-- begin Given entries --

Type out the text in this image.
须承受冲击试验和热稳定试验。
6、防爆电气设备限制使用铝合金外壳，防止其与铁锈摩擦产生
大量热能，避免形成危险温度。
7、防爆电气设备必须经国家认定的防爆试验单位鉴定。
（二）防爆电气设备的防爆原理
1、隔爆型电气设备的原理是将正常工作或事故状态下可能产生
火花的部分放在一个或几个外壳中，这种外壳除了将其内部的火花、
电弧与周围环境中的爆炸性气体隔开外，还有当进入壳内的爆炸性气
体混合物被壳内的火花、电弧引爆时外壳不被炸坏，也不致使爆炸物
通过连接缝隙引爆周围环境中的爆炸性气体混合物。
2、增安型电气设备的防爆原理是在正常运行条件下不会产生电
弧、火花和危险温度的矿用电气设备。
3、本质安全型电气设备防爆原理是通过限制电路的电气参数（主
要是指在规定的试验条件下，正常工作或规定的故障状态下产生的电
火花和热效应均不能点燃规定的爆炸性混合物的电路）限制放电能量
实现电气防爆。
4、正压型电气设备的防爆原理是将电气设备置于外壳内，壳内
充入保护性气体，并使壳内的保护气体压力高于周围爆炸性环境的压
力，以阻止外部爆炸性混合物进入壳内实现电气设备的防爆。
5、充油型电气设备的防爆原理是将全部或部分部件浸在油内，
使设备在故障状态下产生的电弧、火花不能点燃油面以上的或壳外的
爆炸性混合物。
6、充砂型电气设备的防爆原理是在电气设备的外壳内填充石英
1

-- end Given entries --
-- begin Given entries --

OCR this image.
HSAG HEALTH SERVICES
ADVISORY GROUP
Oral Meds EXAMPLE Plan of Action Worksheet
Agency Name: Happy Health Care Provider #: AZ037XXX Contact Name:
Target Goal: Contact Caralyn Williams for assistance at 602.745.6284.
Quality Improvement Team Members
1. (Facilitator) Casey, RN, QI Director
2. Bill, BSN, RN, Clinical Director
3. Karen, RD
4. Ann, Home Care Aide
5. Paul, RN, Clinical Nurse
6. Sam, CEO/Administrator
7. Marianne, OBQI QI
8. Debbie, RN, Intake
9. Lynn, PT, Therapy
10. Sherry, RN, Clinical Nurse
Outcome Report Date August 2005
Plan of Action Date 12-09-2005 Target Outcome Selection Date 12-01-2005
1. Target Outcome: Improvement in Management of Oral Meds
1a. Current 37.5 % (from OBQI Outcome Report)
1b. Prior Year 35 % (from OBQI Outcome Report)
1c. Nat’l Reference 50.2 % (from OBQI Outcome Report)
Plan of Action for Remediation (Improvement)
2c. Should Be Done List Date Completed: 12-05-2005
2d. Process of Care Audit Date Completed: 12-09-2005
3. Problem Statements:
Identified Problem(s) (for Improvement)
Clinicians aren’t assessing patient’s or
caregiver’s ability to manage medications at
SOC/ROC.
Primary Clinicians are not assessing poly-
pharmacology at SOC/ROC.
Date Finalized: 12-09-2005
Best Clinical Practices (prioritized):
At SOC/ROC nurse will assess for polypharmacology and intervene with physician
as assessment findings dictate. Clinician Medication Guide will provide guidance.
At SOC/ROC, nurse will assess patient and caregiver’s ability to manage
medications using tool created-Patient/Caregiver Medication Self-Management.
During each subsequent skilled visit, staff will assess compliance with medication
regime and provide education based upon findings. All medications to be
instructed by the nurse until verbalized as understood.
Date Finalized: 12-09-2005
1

-- end Given entries --

## Task to carry out
Give every line of the material that includes the string "Target".

## Answer to this task
Target Goal: Contact Caralyn Williams for assistance at 602.745.6284.
Plan of Action Date 12-09-2005 Target Outcome Selection Date 12-01-2005
1. Target Outcome: Improvement in Management of Oral Meds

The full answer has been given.